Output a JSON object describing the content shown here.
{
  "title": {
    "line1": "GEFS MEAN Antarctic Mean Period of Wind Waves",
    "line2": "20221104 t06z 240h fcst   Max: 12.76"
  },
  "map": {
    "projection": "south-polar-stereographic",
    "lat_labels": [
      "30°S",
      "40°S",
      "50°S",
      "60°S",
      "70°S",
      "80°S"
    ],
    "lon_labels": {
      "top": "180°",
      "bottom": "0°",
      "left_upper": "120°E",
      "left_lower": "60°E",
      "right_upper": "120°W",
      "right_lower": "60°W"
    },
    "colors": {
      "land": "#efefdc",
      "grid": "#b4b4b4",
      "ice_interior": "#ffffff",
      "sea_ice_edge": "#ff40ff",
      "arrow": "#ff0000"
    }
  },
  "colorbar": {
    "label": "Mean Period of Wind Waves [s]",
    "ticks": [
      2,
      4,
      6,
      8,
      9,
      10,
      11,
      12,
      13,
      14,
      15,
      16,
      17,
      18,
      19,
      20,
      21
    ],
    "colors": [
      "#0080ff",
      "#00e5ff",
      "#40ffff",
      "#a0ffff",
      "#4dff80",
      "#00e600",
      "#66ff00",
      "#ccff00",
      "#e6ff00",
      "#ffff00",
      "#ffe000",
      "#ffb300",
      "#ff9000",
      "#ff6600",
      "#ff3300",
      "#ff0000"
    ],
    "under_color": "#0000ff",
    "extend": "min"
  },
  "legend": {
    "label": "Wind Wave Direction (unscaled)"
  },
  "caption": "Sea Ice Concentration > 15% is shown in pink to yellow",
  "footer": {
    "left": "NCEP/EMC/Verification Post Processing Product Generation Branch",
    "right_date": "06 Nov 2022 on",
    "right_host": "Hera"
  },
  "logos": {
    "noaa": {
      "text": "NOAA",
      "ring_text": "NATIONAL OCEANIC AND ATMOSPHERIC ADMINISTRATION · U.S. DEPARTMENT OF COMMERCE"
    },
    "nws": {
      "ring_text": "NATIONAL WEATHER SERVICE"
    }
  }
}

+-------+

▶ Given request:
Gather every line from the listing above in which "NATIONAL" appears, and copy those lines.

▶ Output of the task:
      "ring_text": "NATIONAL OCEANIC AND ATMOSPHERIC ADMINISTRATION · U.S. DEPARTMENT OF COMMERCE"
      "ring_text": "NATIONAL WEATHER SERVICE"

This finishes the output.